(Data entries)

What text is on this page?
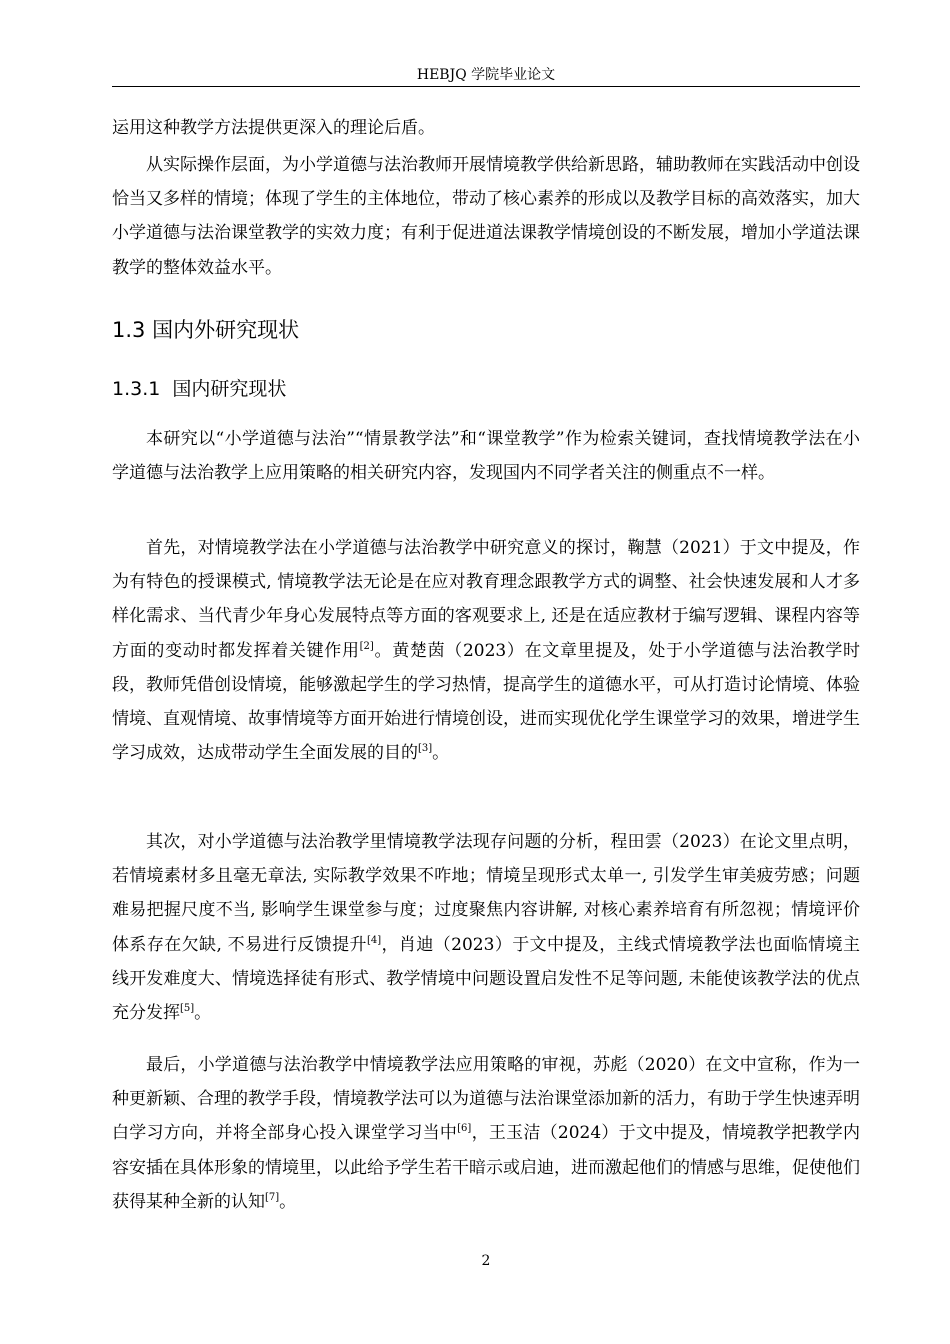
HEBJQ 学院毕业论文

运用这种教学方法提供更深入的理论后盾。

从实际操作层面，为小学道德与法治教师开展情境教学供给新思路，辅助教师在实践活动中创设恰当又多样的情境；体现了学生的主体地位，带动了核心素养的形成以及教学目标的高效落实，加大小学道德与法治课堂教学的实效力度；有利于促进道法课教学情境创设的不断发展，增加小学道法课教学的整体效益水平。

1.3 国内外研究现状
1.3.1 国内研究现状

本研究以“小学道德与法治”“情景教学法”和“课堂教学”作为检索关键词，查找情境教学法在小学道德与法治教学上应用策略的相关研究内容，发现国内不同学者关注的侧重点不一样。

首先，对情境教学法在小学道德与法治教学中研究意义的探讨，鞠慧（2021）于文中提及，作为有特色的授课模式, 情境教学法无论是在应对教育理念跟教学方式的调整、社会快速发展和人才多样化需求、当代青少年身心发展特点等方面的客观要求上, 还是在适应教材于编写逻辑、课程内容等方面的变动时都发挥着关键作用[2]。黄楚茵（2023）在文章里提及，处于小学道德与法治教学时段，教师凭借创设情境，能够激起学生的学习热情，提高学生的道德水平，可从打造讨论情境、体验情境、直观情境、故事情境等方面开始进行情境创设，进而实现优化学生课堂学习的效果，增进学生学习成效，达成带动学生全面发展的目的[3]。

其次，对小学道德与法治教学里情境教学法现存问题的分析，程田雲（2023）在论文里点明，若情境素材多且毫无章法, 实际教学效果不咋地；情境呈现形式太单一, 引发学生审美疲劳感；问题难易把握尺度不当, 影响学生课堂参与度；过度聚焦内容讲解, 对核心素养培育有所忽视；情境评价体系存在欠缺, 不易进行反馈提升[4]，肖迪（2023）于文中提及，主线式情境教学法也面临情境主线开发难度大、情境选择徒有形式、教学情境中问题设置启发性不足等问题, 未能使该教学法的优点充分发挥[5]。

最后，小学道德与法治教学中情境教学法应用策略的审视，苏彪（2020）在文中宣称，作为一种更新颖、合理的教学手段，情境教学法可以为道德与法治课堂添加新的活力，有助于学生快速弄明白学习方向，并将全部身心投入课堂学习当中[6]，王玉洁（2024）于文中提及，情境教学把教学内容安插在具体形象的情境里，以此给予学生若干暗示或启迪，进而激起他们的情感与思维，促使他们获得某种全新的认知[7]。

2
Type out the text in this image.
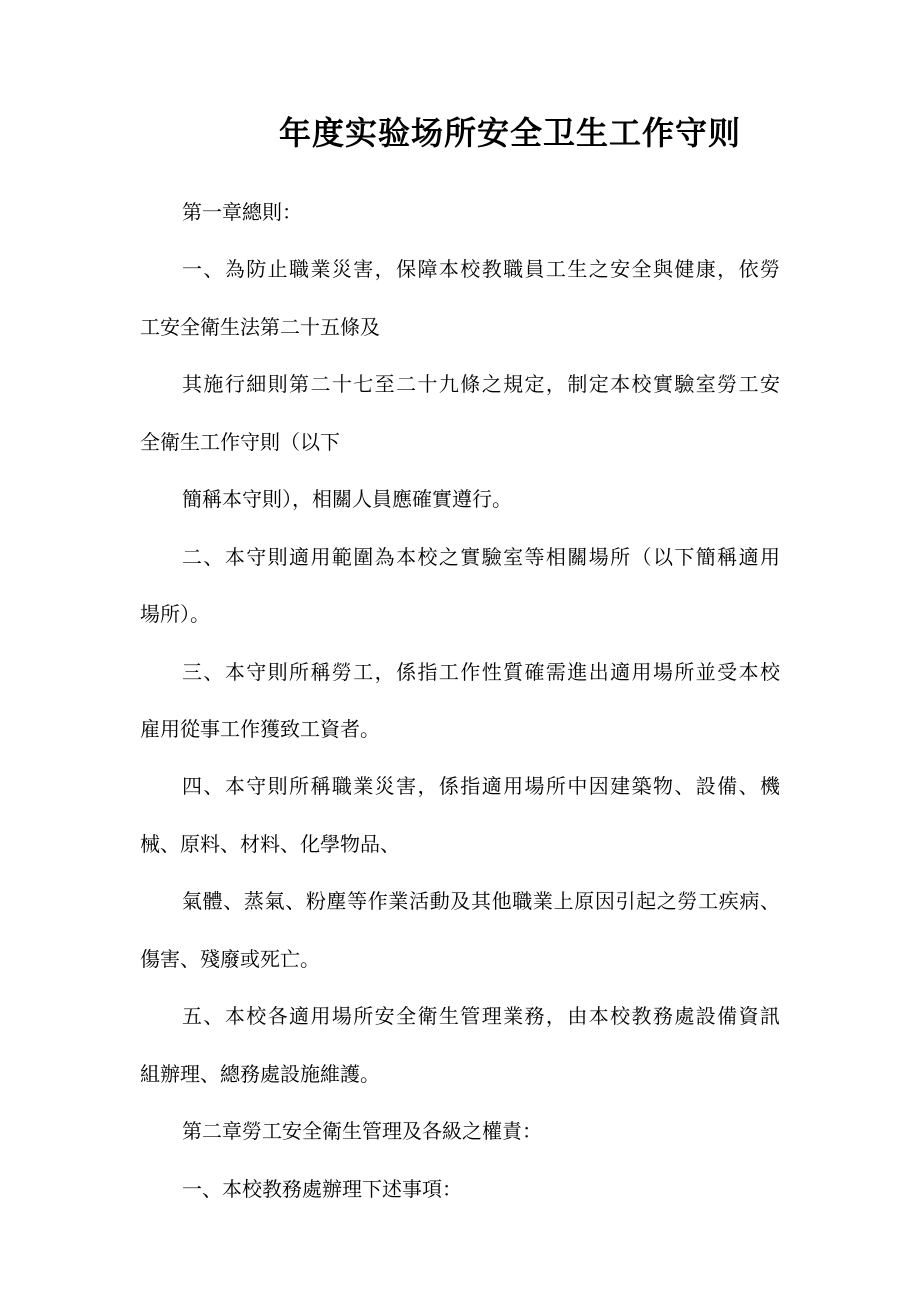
年度实验场所安全卫生工作守则
第一章總則：
一、為防止職業災害，保障本校教職員工生之安全與健康，依勞
工安全衛生法第二十五條及
其施行細則第二十七至二十九條之規定，制定本校實驗室勞工安
全衛生工作守則（以下
簡稱本守則），相關人員應確實遵行。
二、本守則適用範圍為本校之實驗室等相關場所（以下簡稱適用
場所）。
三、本守則所稱勞工，係指工作性質確需進出適用場所並受本校
雇用從事工作獲致工資者。
四、本守則所稱職業災害，係指適用場所中因建築物、設備、機
械、原料、材料、化學物品、
氣體、蒸氣、粉塵等作業活動及其他職業上原因引起之勞工疾病、
傷害、殘廢或死亡。
五、本校各適用場所安全衛生管理業務，由本校教務處設備資訊
組辦理、總務處設施維護。
第二章勞工安全衛生管理及各級之權責：
一、本校教務處辦理下述事項：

Stated task:
Extract every line above containing the word "于文中提及".

Result below:
首先，对情境教学法在小学道德与法治教学中研究意义的探讨，鞠慧（2021）于文中提及，作为有特色的授课模式, 情境教学法无论是在应对教育理念跟教学方式的调整、社会快速发展和人才多样化需求、当代青少年身心发展特点等方面的客观要求上, 还是在适应教材于编写逻辑、课程内容等方面的变动时都发挥着关键作用[2]。黄楚茵（2023）在文章里提及，处于小学道德与法治教学时段，教师凭借创设情境，能够激起学生的学习热情，提高学生的道德水平，可从打造讨论情境、体验情境、直观情境、故事情境等方面开始进行情境创设，进而实现优化学生课堂学习的效果，增进学生学习成效，达成带动学生全面发展的目的[3]。
其次，对小学道德与法治教学里情境教学法现存问题的分析，程田雲（2023）在论文里点明，若情境素材多且毫无章法, 实际教学效果不咋地；情境呈现形式太单一, 引发学生审美疲劳感；问题难易把握尺度不当, 影响学生课堂参与度；过度聚焦内容讲解, 对核心素养培育有所忽视；情境评价体系存在欠缺, 不易进行反馈提升[4]，肖迪（2023）于文中提及，主线式情境教学法也面临情境主线开发难度大、情境选择徒有形式、教学情境中问题设置启发性不足等问题, 未能使该教学法的优点充分发挥[5]。
最后，小学道德与法治教学中情境教学法应用策略的审视，苏彪（2020）在文中宣称，作为一种更新颖、合理的教学手段，情境教学法可以为道德与法治课堂添加新的活力，有助于学生快速弄明白学习方向，并将全部身心投入课堂学习当中[6]，王玉洁（2024）于文中提及，情境教学把教学内容安插在具体形象的情境里，以此给予学生若干暗示或启迪，进而激起他们的情感与思维，促使他们获得某种全新的认知[7]。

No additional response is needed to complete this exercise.